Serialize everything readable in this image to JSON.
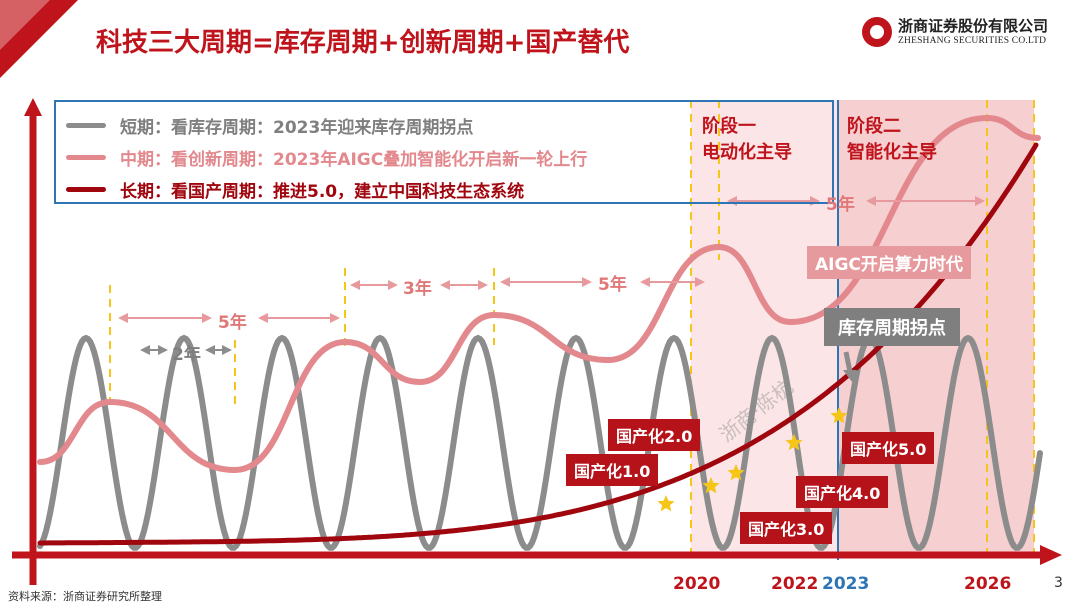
{
  "header": {
    "title": "科技三大周期=库存周期+创新周期+国产替代",
    "logo_cn": "浙商证券股份有限公司",
    "logo_en": "ZHESHANG SECURITIES CO.LTD"
  },
  "colors": {
    "brand_red": "#c0141c",
    "gray": "#8c8c8c",
    "pink": "#e3888d",
    "blue": "#2e75b6",
    "shade": "#fbe5e6",
    "shade2": "#f6cfd1",
    "star": "#f5c518"
  },
  "legend": [
    {
      "label": "短期：看库存周期：2023年迎来库存周期拐点",
      "color": "#8c8c8c"
    },
    {
      "label": "中期：看创新周期：2023年AIGC叠加智能化开启新一轮上行",
      "color": "#e3888d"
    },
    {
      "label": "长期：看国产周期：推进5.0，建立中国科技生态系统",
      "color": "#a0060e"
    }
  ],
  "stages": {
    "stage1": [
      "阶段一",
      "电动化主导"
    ],
    "stage2": [
      "阶段二",
      "智能化主导"
    ]
  },
  "callouts": {
    "aigc": "AIGC开启算力时代",
    "inventory": "库存周期拐点"
  },
  "localization": [
    {
      "label": "国产化1.0"
    },
    {
      "label": "国产化2.0"
    },
    {
      "label": "国产化3.0"
    },
    {
      "label": "国产化4.0"
    },
    {
      "label": "国产化5.0"
    }
  ],
  "gaps": {
    "g2": "2年",
    "g5a": "5年",
    "g3": "3年",
    "g5b": "5年",
    "g5c": "5年"
  },
  "watermark": "浙商·陈杭",
  "footer": {
    "source": "资料来源：浙商证券研究所整理",
    "page": "3"
  },
  "chart_data": {
    "type": "line",
    "title": "科技三大周期=库存周期+创新周期+国产替代",
    "x_ticks": [
      "2020",
      "2022",
      "2023",
      "2026"
    ],
    "series": [
      {
        "name": "短期：看库存周期",
        "shape": "oscillation",
        "period_years": 2,
        "peaks": 10
      },
      {
        "name": "中期：看创新周期",
        "shape": "rising oscillation",
        "peak_gaps_years": [
          5,
          3,
          5,
          5
        ]
      },
      {
        "name": "长期：看国产周期",
        "shape": "exponential rise",
        "milestones": [
          "国产化1.0",
          "国产化2.0",
          "国产化3.0",
          "国产化4.0",
          "国产化5.0"
        ]
      }
    ]
  }
}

-=-=-

• _Stated goal_
Identify every line where the string "看创新周期" appears.

• _Exercise output_
      "label": "中期：看创新周期：2023年AIGC叠加智能化开启新一轮上行",
        "name": "中期：看创新周期",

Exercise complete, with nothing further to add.